++++ The records ++++

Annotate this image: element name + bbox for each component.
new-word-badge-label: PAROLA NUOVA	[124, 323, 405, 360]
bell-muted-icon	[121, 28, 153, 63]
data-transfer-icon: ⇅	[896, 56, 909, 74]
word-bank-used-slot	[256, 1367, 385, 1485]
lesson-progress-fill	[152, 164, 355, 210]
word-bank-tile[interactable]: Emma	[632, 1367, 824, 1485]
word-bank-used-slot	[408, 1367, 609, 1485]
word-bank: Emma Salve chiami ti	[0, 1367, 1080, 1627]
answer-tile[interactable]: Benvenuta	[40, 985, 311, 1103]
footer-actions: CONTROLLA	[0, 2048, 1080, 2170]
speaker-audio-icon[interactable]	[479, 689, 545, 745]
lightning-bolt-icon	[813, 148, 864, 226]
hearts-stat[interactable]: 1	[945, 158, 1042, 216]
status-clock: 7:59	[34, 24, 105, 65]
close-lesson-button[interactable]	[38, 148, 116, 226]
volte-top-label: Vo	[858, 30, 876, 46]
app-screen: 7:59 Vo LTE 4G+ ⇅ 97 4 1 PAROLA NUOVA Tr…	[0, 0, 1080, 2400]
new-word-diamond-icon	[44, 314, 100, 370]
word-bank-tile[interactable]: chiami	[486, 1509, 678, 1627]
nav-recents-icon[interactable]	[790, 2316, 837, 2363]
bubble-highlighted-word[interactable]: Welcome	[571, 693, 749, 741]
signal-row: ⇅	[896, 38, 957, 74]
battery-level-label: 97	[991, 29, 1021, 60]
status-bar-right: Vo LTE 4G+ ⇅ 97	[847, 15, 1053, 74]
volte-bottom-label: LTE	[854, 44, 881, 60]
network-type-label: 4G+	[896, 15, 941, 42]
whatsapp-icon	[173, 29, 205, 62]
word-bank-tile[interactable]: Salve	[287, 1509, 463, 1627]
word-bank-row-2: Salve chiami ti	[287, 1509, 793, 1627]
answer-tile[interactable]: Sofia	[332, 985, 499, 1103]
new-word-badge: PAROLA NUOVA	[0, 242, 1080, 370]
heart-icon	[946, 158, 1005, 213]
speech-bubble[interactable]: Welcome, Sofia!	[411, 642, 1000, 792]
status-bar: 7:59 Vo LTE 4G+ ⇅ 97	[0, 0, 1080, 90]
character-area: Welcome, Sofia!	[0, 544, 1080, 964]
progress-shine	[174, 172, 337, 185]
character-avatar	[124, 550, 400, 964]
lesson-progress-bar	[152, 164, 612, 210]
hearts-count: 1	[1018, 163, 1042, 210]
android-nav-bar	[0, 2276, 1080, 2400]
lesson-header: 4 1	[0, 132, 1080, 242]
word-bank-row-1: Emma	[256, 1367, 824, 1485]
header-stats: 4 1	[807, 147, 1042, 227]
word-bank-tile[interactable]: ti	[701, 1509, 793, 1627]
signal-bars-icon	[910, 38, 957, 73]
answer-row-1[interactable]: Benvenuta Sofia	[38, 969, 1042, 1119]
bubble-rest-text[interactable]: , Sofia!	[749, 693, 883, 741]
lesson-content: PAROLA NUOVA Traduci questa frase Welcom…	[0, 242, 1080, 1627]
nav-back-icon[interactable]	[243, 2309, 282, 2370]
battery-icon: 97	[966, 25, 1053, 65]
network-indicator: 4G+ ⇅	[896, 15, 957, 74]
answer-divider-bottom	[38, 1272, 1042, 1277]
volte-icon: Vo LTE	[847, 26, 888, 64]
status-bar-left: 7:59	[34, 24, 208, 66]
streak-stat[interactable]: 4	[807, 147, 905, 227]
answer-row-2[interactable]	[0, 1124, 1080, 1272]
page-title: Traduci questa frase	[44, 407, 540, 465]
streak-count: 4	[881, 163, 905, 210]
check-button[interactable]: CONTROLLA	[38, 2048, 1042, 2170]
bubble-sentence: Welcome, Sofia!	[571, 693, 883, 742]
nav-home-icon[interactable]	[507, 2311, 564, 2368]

++++

(What you need to do)
Copy the rows above word for word, from the first one through the one containing "1367, 385, 1485]", including both of those rows.

(Expected answer)
Annotate this image: element name + bbox for each component.
new-word-badge-label: PAROLA NUOVA	[124, 323, 405, 360]
bell-muted-icon	[121, 28, 153, 63]
data-transfer-icon: ⇅	[896, 56, 909, 74]
word-bank-used-slot	[256, 1367, 385, 1485]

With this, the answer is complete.